• _THE PROBLEM_
Please print all of the material below, word for word.

• _Data extracted from a collection_
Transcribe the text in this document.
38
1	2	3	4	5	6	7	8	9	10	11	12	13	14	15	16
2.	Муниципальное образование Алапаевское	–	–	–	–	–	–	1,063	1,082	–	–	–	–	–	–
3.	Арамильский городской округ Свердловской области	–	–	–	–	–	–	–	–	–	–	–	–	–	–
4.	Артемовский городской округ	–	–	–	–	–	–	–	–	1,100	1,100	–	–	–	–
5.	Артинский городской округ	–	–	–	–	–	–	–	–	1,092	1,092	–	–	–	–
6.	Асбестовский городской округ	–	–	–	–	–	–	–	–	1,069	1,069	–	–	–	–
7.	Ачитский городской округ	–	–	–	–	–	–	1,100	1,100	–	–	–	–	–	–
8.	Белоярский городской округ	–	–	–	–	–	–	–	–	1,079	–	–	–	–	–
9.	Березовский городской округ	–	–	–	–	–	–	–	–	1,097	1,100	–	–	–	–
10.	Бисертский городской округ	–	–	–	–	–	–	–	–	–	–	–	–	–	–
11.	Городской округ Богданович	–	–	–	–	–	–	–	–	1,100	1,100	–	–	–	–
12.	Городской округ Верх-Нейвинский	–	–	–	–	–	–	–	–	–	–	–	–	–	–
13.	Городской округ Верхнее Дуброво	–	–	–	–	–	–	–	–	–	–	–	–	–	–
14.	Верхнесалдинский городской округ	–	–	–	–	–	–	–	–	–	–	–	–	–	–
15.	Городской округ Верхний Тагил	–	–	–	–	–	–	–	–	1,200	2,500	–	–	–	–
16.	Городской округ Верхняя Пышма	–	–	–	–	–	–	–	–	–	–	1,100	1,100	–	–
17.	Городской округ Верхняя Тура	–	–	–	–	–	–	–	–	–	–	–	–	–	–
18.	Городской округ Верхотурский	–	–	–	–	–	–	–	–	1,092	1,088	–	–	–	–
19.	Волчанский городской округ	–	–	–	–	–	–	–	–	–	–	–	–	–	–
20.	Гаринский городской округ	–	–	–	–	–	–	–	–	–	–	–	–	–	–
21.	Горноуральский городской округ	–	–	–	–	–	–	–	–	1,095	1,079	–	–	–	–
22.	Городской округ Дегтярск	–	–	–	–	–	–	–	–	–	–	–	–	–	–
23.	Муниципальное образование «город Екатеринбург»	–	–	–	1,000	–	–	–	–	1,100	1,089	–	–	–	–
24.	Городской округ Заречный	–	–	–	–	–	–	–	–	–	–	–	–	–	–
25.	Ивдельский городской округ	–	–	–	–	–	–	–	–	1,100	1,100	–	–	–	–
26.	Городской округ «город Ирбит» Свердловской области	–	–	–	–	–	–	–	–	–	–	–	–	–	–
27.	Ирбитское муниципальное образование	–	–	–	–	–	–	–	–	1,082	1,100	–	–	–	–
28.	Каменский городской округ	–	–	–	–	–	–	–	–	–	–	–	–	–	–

• _EXERCISE RESULT_
Transcribe the text in this document.
38
1	2	3	4	5	6	7	8	9	10	11	12	13	14	15	16
2.	Муниципальное образование Алапаевское	–	–	–	–	–	–	1,063	1,082	–	–	–	–	–	–
3.	Арамильский городской округ Свердловской области	–	–	–	–	–	–	–	–	–	–	–	–	–	–
4.	Артемовский городской округ	–	–	–	–	–	–	–	–	1,100	1,100	–	–	–	–
5.	Артинский городской округ	–	–	–	–	–	–	–	–	1,092	1,092	–	–	–	–
6.	Асбестовский городской округ	–	–	–	–	–	–	–	–	1,069	1,069	–	–	–	–
7.	Ачитский городской округ	–	–	–	–	–	–	1,100	1,100	–	–	–	–	–	–
8.	Белоярский городской округ	–	–	–	–	–	–	–	–	1,079	–	–	–	–	–
9.	Березовский городской округ	–	–	–	–	–	–	–	–	1,097	1,100	–	–	–	–
10.	Бисертский городской округ	–	–	–	–	–	–	–	–	–	–	–	–	–	–
11.	Городской округ Богданович	–	–	–	–	–	–	–	–	1,100	1,100	–	–	–	–
12.	Городской округ Верх-Нейвинский	–	–	–	–	–	–	–	–	–	–	–	–	–	–
13.	Городской округ Верхнее Дуброво	–	–	–	–	–	–	–	–	–	–	–	–	–	–
14.	Верхнесалдинский городской округ	–	–	–	–	–	–	–	–	–	–	–	–	–	–
15.	Городской округ Верхний Тагил	–	–	–	–	–	–	–	–	1,200	2,500	–	–	–	–
16.	Городской округ Верхняя Пышма	–	–	–	–	–	–	–	–	–	–	1,100	1,100	–	–
17.	Городской округ Верхняя Тура	–	–	–	–	–	–	–	–	–	–	–	–	–	–
18.	Городской округ Верхотурский	–	–	–	–	–	–	–	–	1,092	1,088	–	–	–	–
19.	Волчанский городской округ	–	–	–	–	–	–	–	–	–	–	–	–	–	–
20.	Гаринский городской округ	–	–	–	–	–	–	–	–	–	–	–	–	–	–
21.	Горноуральский городской округ	–	–	–	–	–	–	–	–	1,095	1,079	–	–	–	–
22.	Городской округ Дегтярск	–	–	–	–	–	–	–	–	–	–	–	–	–	–
23.	Муниципальное образование «город Екатеринбург»	–	–	–	1,000	–	–	–	–	1,100	1,089	–	–	–	–
24.	Городской округ Заречный	–	–	–	–	–	–	–	–	–	–	–	–	–	–
25.	Ивдельский городской округ	–	–	–	–	–	–	–	–	1,100	1,100	–	–	–	–
26.	Городской округ «город Ирбит» Свердловской области	–	–	–	–	–	–	–	–	–	–	–	–	–	–
27.	Ирбитское муниципальное образование	–	–	–	–	–	–	–	–	1,082	1,100	–	–	–	–
28.	Каменский городской округ	–	–	–	–	–	–	–	–	–	–	–	–	–	–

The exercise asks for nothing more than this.